- **AIM OF THE TASK**
Report how many lines include the word "отказа", and nothing besides that number.

- **DATASET RECORDS**

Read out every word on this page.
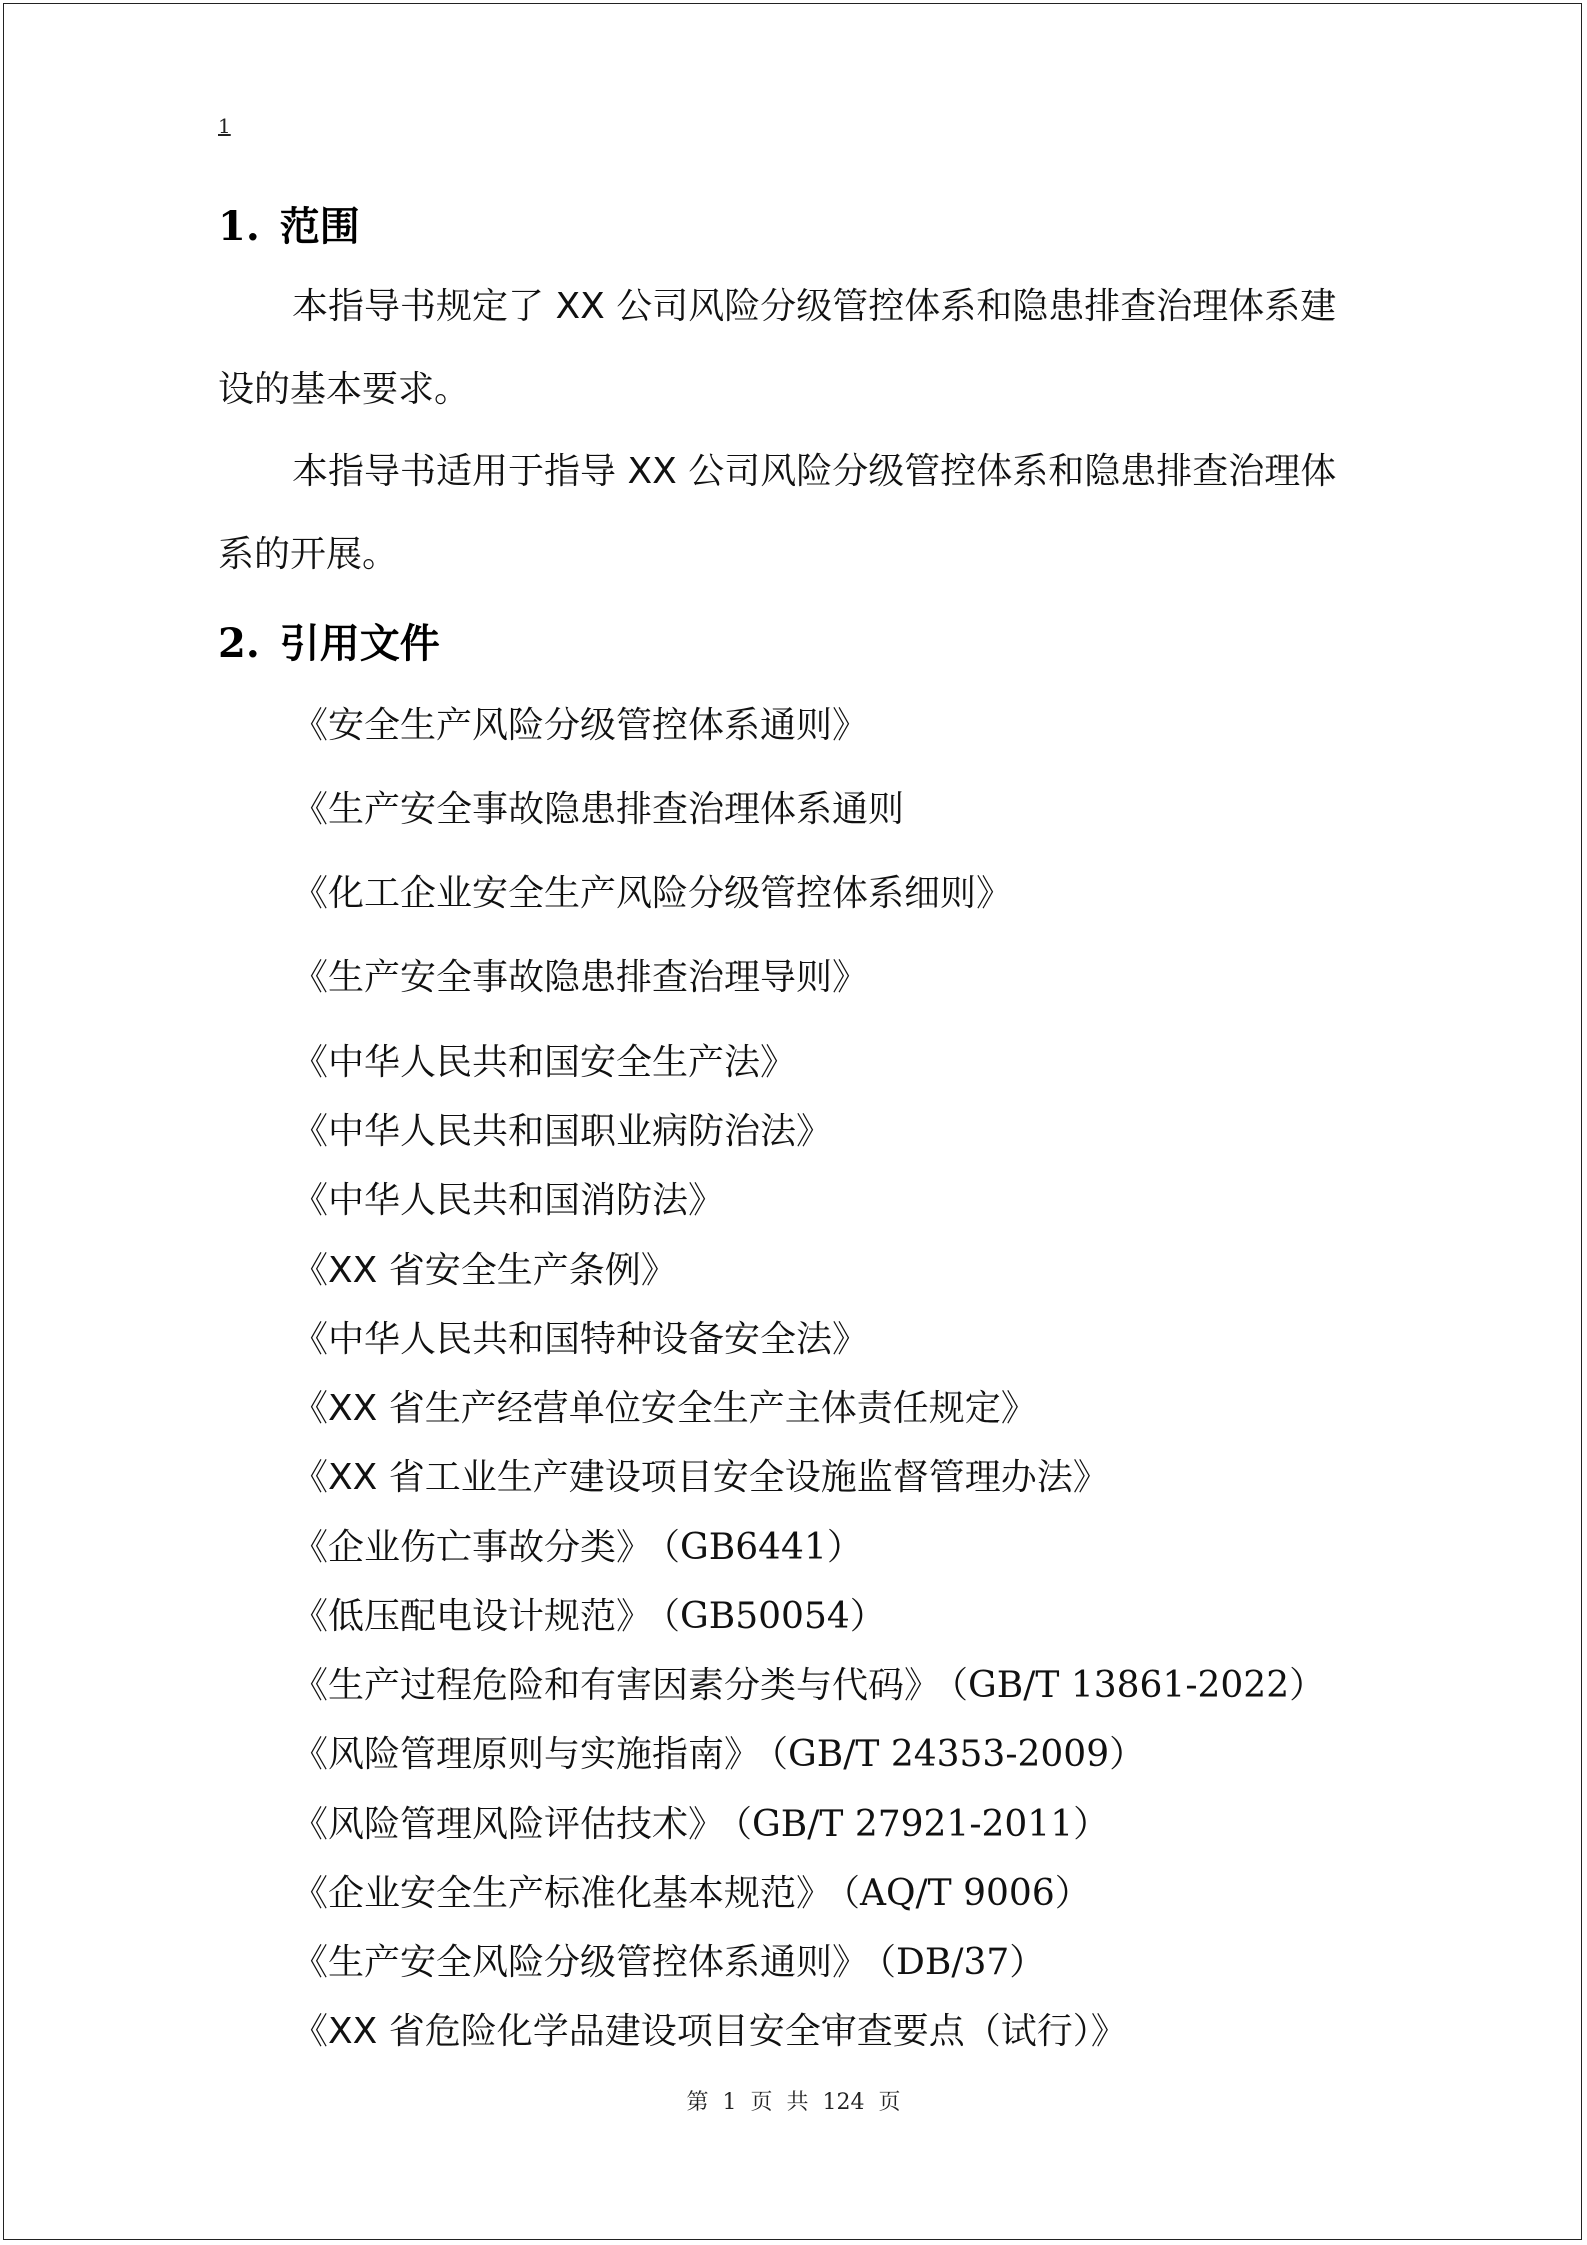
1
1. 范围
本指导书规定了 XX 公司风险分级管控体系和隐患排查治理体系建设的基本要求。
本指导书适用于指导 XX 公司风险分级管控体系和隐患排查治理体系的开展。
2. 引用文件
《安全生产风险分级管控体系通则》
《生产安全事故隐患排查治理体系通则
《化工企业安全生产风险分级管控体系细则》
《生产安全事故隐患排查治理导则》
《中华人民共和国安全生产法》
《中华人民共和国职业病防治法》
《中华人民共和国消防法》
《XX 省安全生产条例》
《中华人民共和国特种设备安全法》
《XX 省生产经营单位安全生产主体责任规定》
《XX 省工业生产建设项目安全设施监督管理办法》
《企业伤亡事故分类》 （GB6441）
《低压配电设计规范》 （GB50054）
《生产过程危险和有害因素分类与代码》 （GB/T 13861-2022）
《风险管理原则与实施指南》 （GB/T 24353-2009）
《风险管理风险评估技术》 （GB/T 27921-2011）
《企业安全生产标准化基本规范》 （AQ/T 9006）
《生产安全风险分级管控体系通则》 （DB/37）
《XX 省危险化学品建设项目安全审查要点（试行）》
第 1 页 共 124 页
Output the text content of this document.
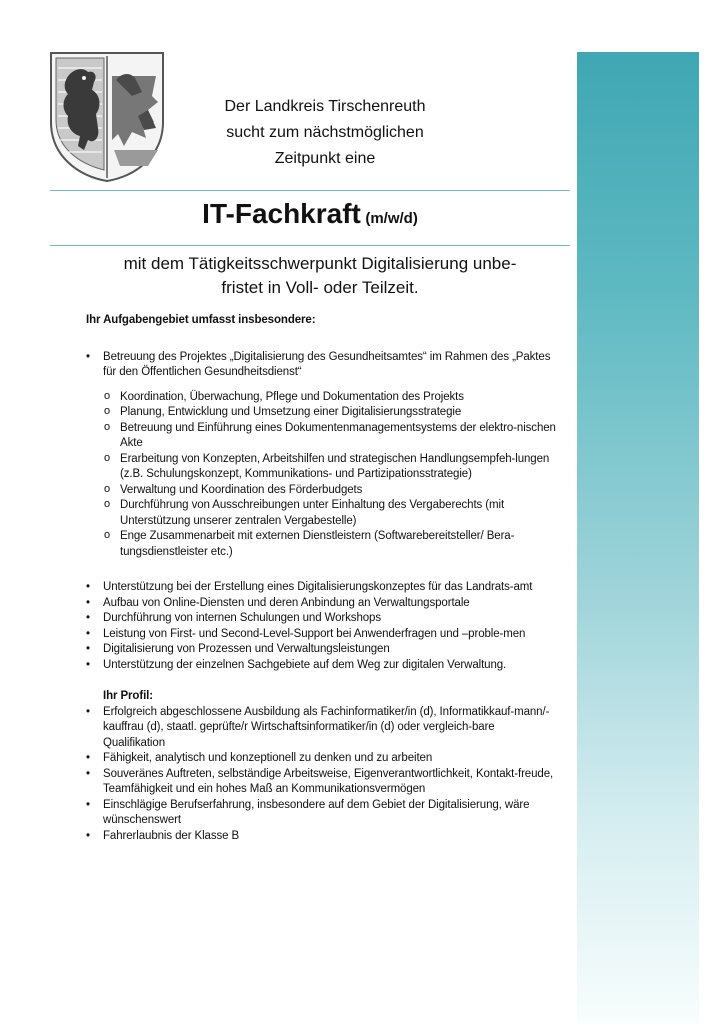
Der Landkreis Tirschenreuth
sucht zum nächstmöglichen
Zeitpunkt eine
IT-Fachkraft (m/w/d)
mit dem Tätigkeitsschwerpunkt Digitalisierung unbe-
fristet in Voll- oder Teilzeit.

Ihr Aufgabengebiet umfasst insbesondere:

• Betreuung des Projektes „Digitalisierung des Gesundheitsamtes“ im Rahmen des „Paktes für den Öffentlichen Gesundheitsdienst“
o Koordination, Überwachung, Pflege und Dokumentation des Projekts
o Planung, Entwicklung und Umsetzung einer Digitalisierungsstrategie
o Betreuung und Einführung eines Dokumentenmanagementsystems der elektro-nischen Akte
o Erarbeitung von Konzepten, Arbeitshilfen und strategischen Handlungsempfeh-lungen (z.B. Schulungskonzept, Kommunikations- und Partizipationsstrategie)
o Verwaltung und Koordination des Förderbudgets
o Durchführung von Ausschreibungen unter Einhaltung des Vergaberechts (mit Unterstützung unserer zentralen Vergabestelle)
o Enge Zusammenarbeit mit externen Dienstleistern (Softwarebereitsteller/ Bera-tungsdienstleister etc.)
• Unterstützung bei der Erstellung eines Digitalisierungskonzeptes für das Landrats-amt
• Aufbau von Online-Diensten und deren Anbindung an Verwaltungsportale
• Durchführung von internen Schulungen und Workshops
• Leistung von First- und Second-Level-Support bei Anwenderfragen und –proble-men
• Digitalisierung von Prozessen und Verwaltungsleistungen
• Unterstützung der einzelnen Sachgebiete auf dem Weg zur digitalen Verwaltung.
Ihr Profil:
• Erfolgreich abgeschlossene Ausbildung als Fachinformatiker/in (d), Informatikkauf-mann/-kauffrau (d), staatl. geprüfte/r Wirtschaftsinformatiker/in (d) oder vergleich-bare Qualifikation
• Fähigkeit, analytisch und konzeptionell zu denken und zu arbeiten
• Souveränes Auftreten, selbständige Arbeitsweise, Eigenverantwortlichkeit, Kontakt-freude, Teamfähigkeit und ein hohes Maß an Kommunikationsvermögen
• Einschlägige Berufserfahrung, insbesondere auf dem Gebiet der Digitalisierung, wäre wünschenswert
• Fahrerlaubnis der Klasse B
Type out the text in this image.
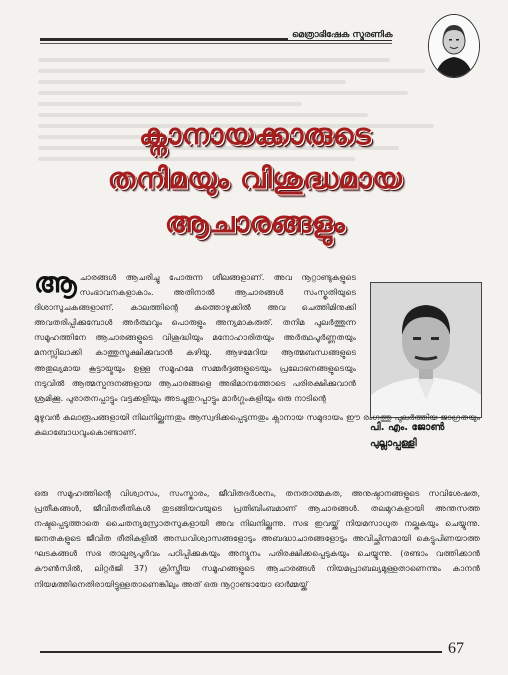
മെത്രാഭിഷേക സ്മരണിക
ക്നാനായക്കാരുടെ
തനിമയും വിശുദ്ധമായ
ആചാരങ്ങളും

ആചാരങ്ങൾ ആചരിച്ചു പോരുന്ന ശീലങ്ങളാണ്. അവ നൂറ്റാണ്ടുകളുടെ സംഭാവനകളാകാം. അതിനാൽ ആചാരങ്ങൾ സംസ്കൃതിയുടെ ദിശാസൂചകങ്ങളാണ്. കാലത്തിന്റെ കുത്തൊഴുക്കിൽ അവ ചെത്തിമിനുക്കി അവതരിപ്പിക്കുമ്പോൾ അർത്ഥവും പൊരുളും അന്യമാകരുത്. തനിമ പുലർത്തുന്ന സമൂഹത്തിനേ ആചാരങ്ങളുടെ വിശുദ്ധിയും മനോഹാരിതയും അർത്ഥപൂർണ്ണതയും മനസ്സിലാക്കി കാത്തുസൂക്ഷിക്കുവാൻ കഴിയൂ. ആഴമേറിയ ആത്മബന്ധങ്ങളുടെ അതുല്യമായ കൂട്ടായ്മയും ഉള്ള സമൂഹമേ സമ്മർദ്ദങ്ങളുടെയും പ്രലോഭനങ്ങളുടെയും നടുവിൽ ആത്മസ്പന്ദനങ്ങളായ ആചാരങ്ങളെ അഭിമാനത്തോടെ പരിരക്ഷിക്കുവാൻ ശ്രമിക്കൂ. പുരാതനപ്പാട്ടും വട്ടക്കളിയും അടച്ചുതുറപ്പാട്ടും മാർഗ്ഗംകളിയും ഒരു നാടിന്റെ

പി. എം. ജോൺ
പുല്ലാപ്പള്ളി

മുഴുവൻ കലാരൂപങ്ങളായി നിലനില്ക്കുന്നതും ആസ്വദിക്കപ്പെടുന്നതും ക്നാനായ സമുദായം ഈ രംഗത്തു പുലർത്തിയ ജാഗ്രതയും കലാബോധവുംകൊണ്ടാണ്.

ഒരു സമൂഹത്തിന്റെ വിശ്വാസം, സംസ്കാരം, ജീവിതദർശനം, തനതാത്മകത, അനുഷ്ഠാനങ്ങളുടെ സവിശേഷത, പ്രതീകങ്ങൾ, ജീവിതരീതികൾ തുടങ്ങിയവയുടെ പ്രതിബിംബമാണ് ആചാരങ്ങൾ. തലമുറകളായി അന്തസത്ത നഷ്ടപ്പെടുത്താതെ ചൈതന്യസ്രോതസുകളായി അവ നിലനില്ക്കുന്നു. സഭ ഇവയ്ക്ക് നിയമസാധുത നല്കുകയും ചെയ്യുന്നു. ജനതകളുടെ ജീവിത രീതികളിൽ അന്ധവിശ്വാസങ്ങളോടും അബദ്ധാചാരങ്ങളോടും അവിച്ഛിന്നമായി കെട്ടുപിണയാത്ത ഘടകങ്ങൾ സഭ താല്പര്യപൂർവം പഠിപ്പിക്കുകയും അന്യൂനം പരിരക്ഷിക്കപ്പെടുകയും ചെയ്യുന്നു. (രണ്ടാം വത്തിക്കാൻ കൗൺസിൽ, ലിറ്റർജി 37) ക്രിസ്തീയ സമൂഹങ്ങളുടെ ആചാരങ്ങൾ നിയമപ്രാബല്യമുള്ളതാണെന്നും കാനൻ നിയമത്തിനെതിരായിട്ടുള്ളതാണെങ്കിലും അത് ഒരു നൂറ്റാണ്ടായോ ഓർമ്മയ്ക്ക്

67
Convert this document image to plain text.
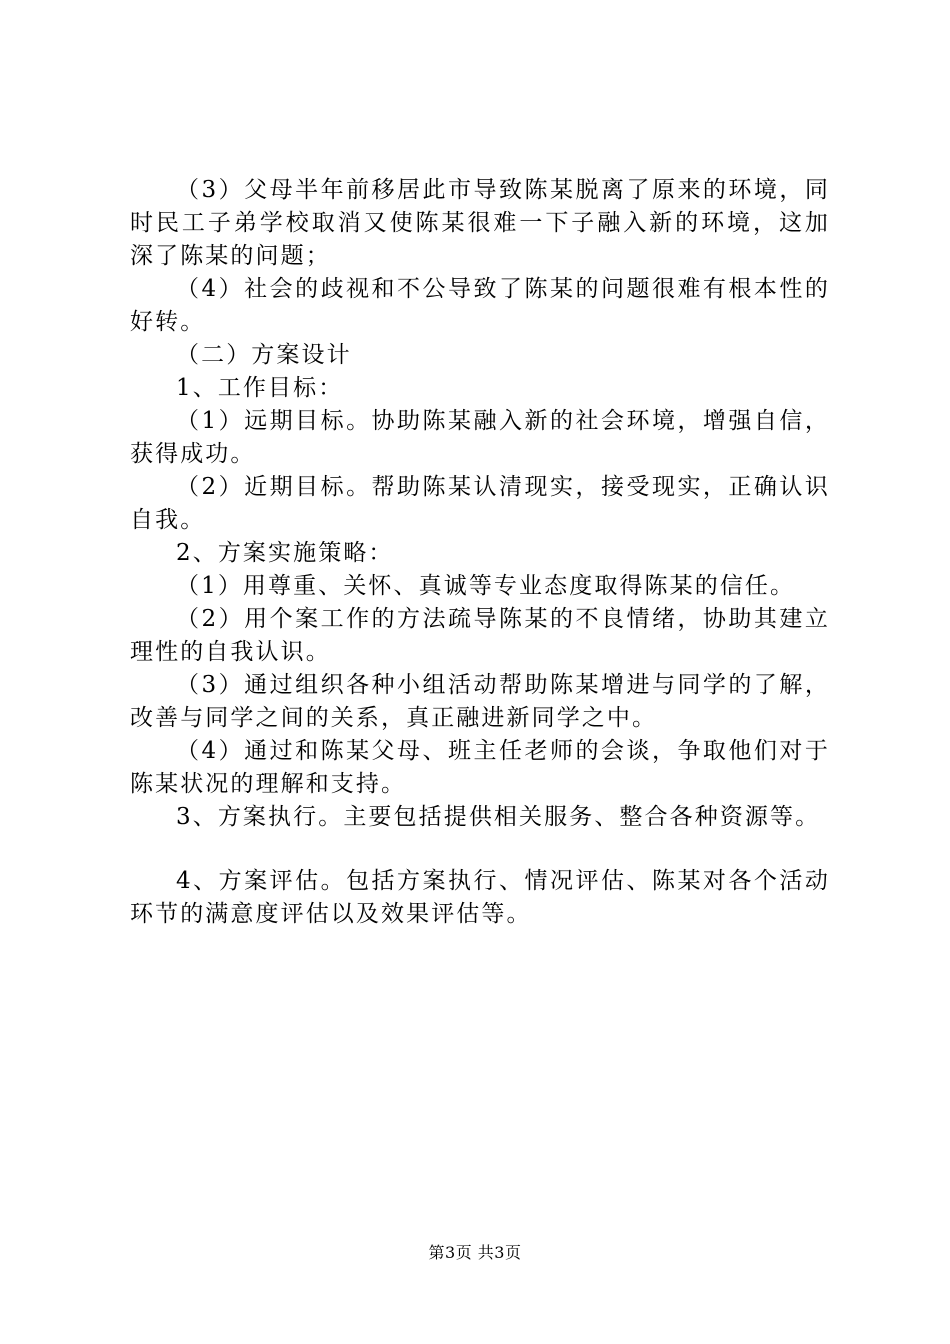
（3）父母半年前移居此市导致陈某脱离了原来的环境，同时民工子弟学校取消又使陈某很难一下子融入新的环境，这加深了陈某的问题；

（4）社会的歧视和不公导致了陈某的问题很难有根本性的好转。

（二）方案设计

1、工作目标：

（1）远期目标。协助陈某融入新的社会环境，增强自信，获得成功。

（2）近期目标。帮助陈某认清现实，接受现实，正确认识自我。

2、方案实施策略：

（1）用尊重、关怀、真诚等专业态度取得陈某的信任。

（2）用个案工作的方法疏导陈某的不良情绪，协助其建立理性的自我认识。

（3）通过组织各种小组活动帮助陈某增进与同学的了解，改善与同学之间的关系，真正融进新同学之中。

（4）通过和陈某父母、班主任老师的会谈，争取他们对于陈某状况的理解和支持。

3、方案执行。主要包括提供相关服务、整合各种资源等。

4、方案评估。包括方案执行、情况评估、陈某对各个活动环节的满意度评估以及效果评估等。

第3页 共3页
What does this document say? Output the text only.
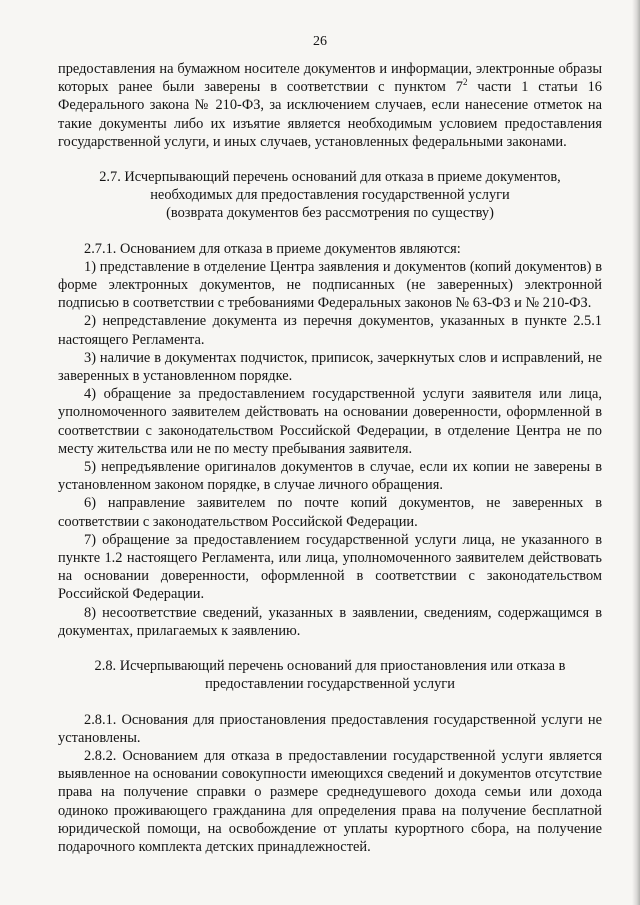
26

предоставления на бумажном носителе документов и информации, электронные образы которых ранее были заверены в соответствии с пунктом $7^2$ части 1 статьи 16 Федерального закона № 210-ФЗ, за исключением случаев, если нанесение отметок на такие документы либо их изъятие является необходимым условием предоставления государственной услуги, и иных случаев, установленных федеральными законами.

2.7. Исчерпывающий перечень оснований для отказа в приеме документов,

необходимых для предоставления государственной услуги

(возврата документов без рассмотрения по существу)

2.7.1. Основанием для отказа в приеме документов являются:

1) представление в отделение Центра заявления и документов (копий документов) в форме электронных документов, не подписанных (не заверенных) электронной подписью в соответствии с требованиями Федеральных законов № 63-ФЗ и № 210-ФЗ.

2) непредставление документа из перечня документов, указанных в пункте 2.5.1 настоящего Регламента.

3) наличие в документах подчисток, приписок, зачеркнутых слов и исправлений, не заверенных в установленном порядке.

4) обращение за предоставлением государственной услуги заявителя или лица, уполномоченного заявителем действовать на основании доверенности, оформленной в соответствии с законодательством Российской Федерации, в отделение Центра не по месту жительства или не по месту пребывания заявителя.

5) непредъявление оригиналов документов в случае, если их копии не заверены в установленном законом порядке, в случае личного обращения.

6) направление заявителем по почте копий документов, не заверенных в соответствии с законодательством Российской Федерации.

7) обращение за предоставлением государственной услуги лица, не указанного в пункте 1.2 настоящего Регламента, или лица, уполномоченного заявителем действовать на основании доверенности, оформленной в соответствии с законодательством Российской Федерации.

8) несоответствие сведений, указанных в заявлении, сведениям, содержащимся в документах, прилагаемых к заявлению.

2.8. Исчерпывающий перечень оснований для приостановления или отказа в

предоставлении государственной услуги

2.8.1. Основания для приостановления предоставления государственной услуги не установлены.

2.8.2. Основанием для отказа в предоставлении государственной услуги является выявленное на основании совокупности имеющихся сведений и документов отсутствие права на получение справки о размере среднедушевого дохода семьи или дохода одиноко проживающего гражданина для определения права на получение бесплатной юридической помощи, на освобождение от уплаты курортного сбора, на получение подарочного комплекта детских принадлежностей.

- **RESULT OF THIS EXERCISE**
4